» **The request**
Reproduce the material in full, exactly as written.

» **Record set**
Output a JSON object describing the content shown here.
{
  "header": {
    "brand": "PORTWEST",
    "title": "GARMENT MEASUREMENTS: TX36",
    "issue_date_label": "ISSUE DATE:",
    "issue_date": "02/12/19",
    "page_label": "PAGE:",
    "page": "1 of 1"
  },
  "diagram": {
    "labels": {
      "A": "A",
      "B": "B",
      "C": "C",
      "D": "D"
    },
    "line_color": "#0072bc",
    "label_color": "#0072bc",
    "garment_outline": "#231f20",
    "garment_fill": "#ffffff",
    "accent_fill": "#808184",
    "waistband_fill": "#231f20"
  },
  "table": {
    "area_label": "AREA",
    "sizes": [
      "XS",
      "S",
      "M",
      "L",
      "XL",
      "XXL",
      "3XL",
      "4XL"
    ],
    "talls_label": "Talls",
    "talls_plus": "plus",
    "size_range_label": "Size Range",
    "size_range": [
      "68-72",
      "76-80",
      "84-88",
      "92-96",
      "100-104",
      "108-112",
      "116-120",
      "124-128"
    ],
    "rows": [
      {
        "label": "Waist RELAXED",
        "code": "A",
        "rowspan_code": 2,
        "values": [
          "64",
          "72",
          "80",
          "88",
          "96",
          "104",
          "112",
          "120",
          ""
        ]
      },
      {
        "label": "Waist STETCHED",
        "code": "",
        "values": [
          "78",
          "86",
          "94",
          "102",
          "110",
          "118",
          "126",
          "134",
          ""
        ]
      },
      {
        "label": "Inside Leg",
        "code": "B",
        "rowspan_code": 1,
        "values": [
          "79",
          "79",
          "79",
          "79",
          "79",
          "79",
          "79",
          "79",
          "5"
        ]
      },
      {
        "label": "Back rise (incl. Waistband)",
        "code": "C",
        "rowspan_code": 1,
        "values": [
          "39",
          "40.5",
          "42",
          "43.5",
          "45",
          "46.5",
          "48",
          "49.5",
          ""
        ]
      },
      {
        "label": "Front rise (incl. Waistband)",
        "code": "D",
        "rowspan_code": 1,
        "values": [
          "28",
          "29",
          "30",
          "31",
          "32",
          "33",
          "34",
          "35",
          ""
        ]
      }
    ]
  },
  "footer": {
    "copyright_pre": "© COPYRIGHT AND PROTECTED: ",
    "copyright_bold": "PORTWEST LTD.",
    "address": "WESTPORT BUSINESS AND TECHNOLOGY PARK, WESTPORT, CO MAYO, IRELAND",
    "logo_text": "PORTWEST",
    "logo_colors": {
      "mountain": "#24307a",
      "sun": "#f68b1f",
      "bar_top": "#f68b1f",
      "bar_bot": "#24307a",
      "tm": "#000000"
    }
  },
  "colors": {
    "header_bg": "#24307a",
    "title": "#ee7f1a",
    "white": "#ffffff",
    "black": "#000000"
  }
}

» **Solution for this exercise**
Output a JSON object describing the content shown here.
{
  "header": {
    "brand": "PORTWEST",
    "title": "GARMENT MEASUREMENTS: TX36",
    "issue_date_label": "ISSUE DATE:",
    "issue_date": "02/12/19",
    "page_label": "PAGE:",
    "page": "1 of 1"
  },
  "diagram": {
    "labels": {
      "A": "A",
      "B": "B",
      "C": "C",
      "D": "D"
    },
    "line_color": "#0072bc",
    "label_color": "#0072bc",
    "garment_outline": "#231f20",
    "garment_fill": "#ffffff",
    "accent_fill": "#808184",
    "waistband_fill": "#231f20"
  },
  "table": {
    "area_label": "AREA",
    "sizes": [
      "XS",
      "S",
      "M",
      "L",
      "XL",
      "XXL",
      "3XL",
      "4XL"
    ],
    "talls_label": "Talls",
    "talls_plus": "plus",
    "size_range_label": "Size Range",
    "size_range": [
      "68-72",
      "76-80",
      "84-88",
      "92-96",
      "100-104",
      "108-112",
      "116-120",
      "124-128"
    ],
    "rows": [
      {
        "label": "Waist RELAXED",
        "code": "A",
        "rowspan_code": 2,
        "values": [
          "64",
          "72",
          "80",
          "88",
          "96",
          "104",
          "112",
          "120",
          ""
        ]
      },
      {
        "label": "Waist STETCHED",
        "code": "",
        "values": [
          "78",
          "86",
          "94",
          "102",
          "110",
          "118",
          "126",
          "134",
          ""
        ]
      },
      {
        "label": "Inside Leg",
        "code": "B",
        "rowspan_code": 1,
        "values": [
          "79",
          "79",
          "79",
          "79",
          "79",
          "79",
          "79",
          "79",
          "5"
        ]
      },
      {
        "label": "Back rise (incl. Waistband)",
        "code": "C",
        "rowspan_code": 1,
        "values": [
          "39",
          "40.5",
          "42",
          "43.5",
          "45",
          "46.5",
          "48",
          "49.5",
          ""
        ]
      },
      {
        "label": "Front rise (incl. Waistband)",
        "code": "D",
        "rowspan_code": 1,
        "values": [
          "28",
          "29",
          "30",
          "31",
          "32",
          "33",
          "34",
          "35",
          ""
        ]
      }
    ]
  },
  "footer": {
    "copyright_pre": "© COPYRIGHT AND PROTECTED: ",
    "copyright_bold": "PORTWEST LTD.",
    "address": "WESTPORT BUSINESS AND TECHNOLOGY PARK, WESTPORT, CO MAYO, IRELAND",
    "logo_text": "PORTWEST",
    "logo_colors": {
      "mountain": "#24307a",
      "sun": "#f68b1f",
      "bar_top": "#f68b1f",
      "bar_bot": "#24307a",
      "tm": "#000000"
    }
  },
  "colors": {
    "header_bg": "#24307a",
    "title": "#ee7f1a",
    "white": "#ffffff",
    "black": "#000000"
  }
}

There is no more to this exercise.